Goal »
Reproduce every entry exactly, without alteration.

Entries taken from a collection »
* begin *
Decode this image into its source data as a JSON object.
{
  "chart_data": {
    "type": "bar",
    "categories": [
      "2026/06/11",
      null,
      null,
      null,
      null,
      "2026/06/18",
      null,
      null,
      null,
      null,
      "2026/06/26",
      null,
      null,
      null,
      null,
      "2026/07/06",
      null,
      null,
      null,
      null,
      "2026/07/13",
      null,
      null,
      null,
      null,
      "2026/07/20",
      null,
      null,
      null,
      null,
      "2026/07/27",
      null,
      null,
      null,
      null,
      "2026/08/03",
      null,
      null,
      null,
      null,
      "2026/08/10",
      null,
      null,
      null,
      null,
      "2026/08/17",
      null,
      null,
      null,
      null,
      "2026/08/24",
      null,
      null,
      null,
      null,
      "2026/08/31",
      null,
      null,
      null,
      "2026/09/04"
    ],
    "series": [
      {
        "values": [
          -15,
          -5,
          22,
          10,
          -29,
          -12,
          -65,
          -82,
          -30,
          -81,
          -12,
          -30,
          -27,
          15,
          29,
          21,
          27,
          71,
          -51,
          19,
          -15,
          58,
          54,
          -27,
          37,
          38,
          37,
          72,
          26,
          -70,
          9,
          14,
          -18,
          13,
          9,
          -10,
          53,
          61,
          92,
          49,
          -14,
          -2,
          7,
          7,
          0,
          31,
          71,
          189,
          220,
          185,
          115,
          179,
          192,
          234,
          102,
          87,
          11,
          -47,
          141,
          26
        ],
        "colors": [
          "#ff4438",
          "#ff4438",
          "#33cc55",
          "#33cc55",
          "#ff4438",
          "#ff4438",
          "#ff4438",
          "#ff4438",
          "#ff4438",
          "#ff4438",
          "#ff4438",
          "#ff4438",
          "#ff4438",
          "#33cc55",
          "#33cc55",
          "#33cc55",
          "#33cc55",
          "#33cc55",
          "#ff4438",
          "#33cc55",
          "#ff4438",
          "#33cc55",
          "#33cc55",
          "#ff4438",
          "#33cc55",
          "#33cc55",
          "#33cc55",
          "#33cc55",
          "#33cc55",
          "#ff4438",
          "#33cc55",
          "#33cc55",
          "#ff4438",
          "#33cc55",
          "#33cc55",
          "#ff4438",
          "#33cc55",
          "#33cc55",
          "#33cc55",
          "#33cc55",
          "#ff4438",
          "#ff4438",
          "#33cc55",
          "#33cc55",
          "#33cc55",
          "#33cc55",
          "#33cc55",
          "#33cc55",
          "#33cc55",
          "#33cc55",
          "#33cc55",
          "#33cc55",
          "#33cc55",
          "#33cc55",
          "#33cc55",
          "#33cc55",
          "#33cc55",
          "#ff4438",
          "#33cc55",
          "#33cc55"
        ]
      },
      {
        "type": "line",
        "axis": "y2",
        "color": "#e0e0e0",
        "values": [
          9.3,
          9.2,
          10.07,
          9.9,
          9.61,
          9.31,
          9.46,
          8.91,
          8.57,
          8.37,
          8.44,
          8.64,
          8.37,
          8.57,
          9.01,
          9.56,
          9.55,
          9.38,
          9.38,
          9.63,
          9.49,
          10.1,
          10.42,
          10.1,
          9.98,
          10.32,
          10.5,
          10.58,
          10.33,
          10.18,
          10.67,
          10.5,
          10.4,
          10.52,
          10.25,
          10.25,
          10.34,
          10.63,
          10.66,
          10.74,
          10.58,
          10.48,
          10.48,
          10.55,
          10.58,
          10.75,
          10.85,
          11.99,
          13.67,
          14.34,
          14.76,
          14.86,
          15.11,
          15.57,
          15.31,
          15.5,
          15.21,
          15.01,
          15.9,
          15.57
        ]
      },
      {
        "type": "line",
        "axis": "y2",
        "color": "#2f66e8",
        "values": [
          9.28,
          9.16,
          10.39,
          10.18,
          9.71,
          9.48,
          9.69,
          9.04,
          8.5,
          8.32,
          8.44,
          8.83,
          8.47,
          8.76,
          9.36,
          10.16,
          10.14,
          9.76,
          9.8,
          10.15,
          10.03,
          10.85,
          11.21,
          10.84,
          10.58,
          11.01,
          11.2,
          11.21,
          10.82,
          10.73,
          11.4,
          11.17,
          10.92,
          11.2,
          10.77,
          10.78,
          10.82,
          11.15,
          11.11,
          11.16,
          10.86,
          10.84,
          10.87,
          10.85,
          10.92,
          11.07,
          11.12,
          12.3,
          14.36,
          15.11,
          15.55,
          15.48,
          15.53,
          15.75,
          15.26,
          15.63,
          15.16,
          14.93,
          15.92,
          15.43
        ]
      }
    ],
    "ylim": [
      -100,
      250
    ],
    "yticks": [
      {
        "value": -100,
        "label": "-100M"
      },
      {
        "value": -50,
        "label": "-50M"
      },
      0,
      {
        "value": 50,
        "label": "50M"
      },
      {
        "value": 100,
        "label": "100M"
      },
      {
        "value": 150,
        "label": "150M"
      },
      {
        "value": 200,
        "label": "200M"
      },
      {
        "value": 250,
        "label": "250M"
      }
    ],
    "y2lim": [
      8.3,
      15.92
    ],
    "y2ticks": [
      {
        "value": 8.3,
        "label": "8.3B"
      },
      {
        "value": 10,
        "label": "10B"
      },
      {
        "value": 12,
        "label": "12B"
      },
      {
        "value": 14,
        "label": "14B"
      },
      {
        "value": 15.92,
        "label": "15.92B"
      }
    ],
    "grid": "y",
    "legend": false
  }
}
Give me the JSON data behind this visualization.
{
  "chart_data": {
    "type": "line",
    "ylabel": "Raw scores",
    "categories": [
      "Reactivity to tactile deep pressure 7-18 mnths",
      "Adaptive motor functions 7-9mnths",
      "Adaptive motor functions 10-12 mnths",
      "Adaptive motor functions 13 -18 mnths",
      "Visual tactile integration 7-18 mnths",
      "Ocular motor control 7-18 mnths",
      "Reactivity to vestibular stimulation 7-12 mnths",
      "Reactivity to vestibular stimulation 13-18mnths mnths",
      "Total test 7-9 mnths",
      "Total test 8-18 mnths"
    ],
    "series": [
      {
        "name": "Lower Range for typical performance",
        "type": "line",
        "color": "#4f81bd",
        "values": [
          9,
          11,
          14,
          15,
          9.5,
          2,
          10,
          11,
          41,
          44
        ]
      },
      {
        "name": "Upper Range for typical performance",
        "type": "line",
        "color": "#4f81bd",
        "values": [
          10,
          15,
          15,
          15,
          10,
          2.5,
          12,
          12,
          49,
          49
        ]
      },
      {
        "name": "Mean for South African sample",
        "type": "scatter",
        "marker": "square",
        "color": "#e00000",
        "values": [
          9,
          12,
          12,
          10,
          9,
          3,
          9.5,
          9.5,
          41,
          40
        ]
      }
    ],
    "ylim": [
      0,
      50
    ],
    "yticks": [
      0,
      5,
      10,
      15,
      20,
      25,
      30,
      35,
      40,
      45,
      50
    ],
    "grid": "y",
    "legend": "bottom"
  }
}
* end *
Final result »
Decode this image into its source data as a JSON object.
{
  "chart_data": {
    "type": "bar",
    "categories": [
      "2026/06/11",
      null,
      null,
      null,
      null,
      "2026/06/18",
      null,
      null,
      null,
      null,
      "2026/06/26",
      null,
      null,
      null,
      null,
      "2026/07/06",
      null,
      null,
      null,
      null,
      "2026/07/13",
      null,
      null,
      null,
      null,
      "2026/07/20",
      null,
      null,
      null,
      null,
      "2026/07/27",
      null,
      null,
      null,
      null,
      "2026/08/03",
      null,
      null,
      null,
      null,
      "2026/08/10",
      null,
      null,
      null,
      null,
      "2026/08/17",
      null,
      null,
      null,
      null,
      "2026/08/24",
      null,
      null,
      null,
      null,
      "2026/08/31",
      null,
      null,
      null,
      "2026/09/04"
    ],
    "series": [
      {
        "values": [
          -15,
          -5,
          22,
          10,
          -29,
          -12,
          -65,
          -82,
          -30,
          -81,
          -12,
          -30,
          -27,
          15,
          29,
          21,
          27,
          71,
          -51,
          19,
          -15,
          58,
          54,
          -27,
          37,
          38,
          37,
          72,
          26,
          -70,
          9,
          14,
          -18,
          13,
          9,
          -10,
          53,
          61,
          92,
          49,
          -14,
          -2,
          7,
          7,
          0,
          31,
          71,
          189,
          220,
          185,
          115,
          179,
          192,
          234,
          102,
          87,
          11,
          -47,
          141,
          26
        ],
        "colors": [
          "#ff4438",
          "#ff4438",
          "#33cc55",
          "#33cc55",
          "#ff4438",
          "#ff4438",
          "#ff4438",
          "#ff4438",
          "#ff4438",
          "#ff4438",
          "#ff4438",
          "#ff4438",
          "#ff4438",
          "#33cc55",
          "#33cc55",
          "#33cc55",
          "#33cc55",
          "#33cc55",
          "#ff4438",
          "#33cc55",
          "#ff4438",
          "#33cc55",
          "#33cc55",
          "#ff4438",
          "#33cc55",
          "#33cc55",
          "#33cc55",
          "#33cc55",
          "#33cc55",
          "#ff4438",
          "#33cc55",
          "#33cc55",
          "#ff4438",
          "#33cc55",
          "#33cc55",
          "#ff4438",
          "#33cc55",
          "#33cc55",
          "#33cc55",
          "#33cc55",
          "#ff4438",
          "#ff4438",
          "#33cc55",
          "#33cc55",
          "#33cc55",
          "#33cc55",
          "#33cc55",
          "#33cc55",
          "#33cc55",
          "#33cc55",
          "#33cc55",
          "#33cc55",
          "#33cc55",
          "#33cc55",
          "#33cc55",
          "#33cc55",
          "#33cc55",
          "#ff4438",
          "#33cc55",
          "#33cc55"
        ]
      },
      {
        "type": "line",
        "axis": "y2",
        "color": "#e0e0e0",
        "values": [
          9.3,
          9.2,
          10.07,
          9.9,
          9.61,
          9.31,
          9.46,
          8.91,
          8.57,
          8.37,
          8.44,
          8.64,
          8.37,
          8.57,
          9.01,
          9.56,
          9.55,
          9.38,
          9.38,
          9.63,
          9.49,
          10.1,
          10.42,
          10.1,
          9.98,
          10.32,
          10.5,
          10.58,
          10.33,
          10.18,
          10.67,
          10.5,
          10.4,
          10.52,
          10.25,
          10.25,
          10.34,
          10.63,
          10.66,
          10.74,
          10.58,
          10.48,
          10.48,
          10.55,
          10.58,
          10.75,
          10.85,
          11.99,
          13.67,
          14.34,
          14.76,
          14.86,
          15.11,
          15.57,
          15.31,
          15.5,
          15.21,
          15.01,
          15.9,
          15.57
        ]
      },
      {
        "type": "line",
        "axis": "y2",
        "color": "#2f66e8",
        "values": [
          9.28,
          9.16,
          10.39,
          10.18,
          9.71,
          9.48,
          9.69,
          9.04,
          8.5,
          8.32,
          8.44,
          8.83,
          8.47,
          8.76,
          9.36,
          10.16,
          10.14,
          9.76,
          9.8,
          10.15,
          10.03,
          10.85,
          11.21,
          10.84,
          10.58,
          11.01,
          11.2,
          11.21,
          10.82,
          10.73,
          11.4,
          11.17,
          10.92,
          11.2,
          10.77,
          10.78,
          10.82,
          11.15,
          11.11,
          11.16,
          10.86,
          10.84,
          10.87,
          10.85,
          10.92,
          11.07,
          11.12,
          12.3,
          14.36,
          15.11,
          15.55,
          15.48,
          15.53,
          15.75,
          15.26,
          15.63,
          15.16,
          14.93,
          15.92,
          15.43
        ]
      }
    ],
    "ylim": [
      -100,
      250
    ],
    "yticks": [
      {
        "value": -100,
        "label": "-100M"
      },
      {
        "value": -50,
        "label": "-50M"
      },
      0,
      {
        "value": 50,
        "label": "50M"
      },
      {
        "value": 100,
        "label": "100M"
      },
      {
        "value": 150,
        "label": "150M"
      },
      {
        "value": 200,
        "label": "200M"
      },
      {
        "value": 250,
        "label": "250M"
      }
    ],
    "y2lim": [
      8.3,
      15.92
    ],
    "y2ticks": [
      {
        "value": 8.3,
        "label": "8.3B"
      },
      {
        "value": 10,
        "label": "10B"
      },
      {
        "value": 12,
        "label": "12B"
      },
      {
        "value": 14,
        "label": "14B"
      },
      {
        "value": 15.92,
        "label": "15.92B"
      }
    ],
    "grid": "y",
    "legend": false
  }
}
Give me the JSON data behind this visualization.
{
  "chart_data": {
    "type": "line",
    "ylabel": "Raw scores",
    "categories": [
      "Reactivity to tactile deep pressure 7-18 mnths",
      "Adaptive motor functions 7-9mnths",
      "Adaptive motor functions 10-12 mnths",
      "Adaptive motor functions 13 -18 mnths",
      "Visual tactile integration 7-18 mnths",
      "Ocular motor control 7-18 mnths",
      "Reactivity to vestibular stimulation 7-12 mnths",
      "Reactivity to vestibular stimulation 13-18mnths mnths",
      "Total test 7-9 mnths",
      "Total test 8-18 mnths"
    ],
    "series": [
      {
        "name": "Lower Range for typical performance",
        "type": "line",
        "color": "#4f81bd",
        "values": [
          9,
          11,
          14,
          15,
          9.5,
          2,
          10,
          11,
          41,
          44
        ]
      },
      {
        "name": "Upper Range for typical performance",
        "type": "line",
        "color": "#4f81bd",
        "values": [
          10,
          15,
          15,
          15,
          10,
          2.5,
          12,
          12,
          49,
          49
        ]
      },
      {
        "name": "Mean for South African sample",
        "type": "scatter",
        "marker": "square",
        "color": "#e00000",
        "values": [
          9,
          12,
          12,
          10,
          9,
          3,
          9.5,
          9.5,
          41,
          40
        ]
      }
    ],
    "ylim": [
      0,
      50
    ],
    "yticks": [
      0,
      5,
      10,
      15,
      20,
      25,
      30,
      35,
      40,
      45,
      50
    ],
    "grid": "y",
    "legend": "bottom"
  }
}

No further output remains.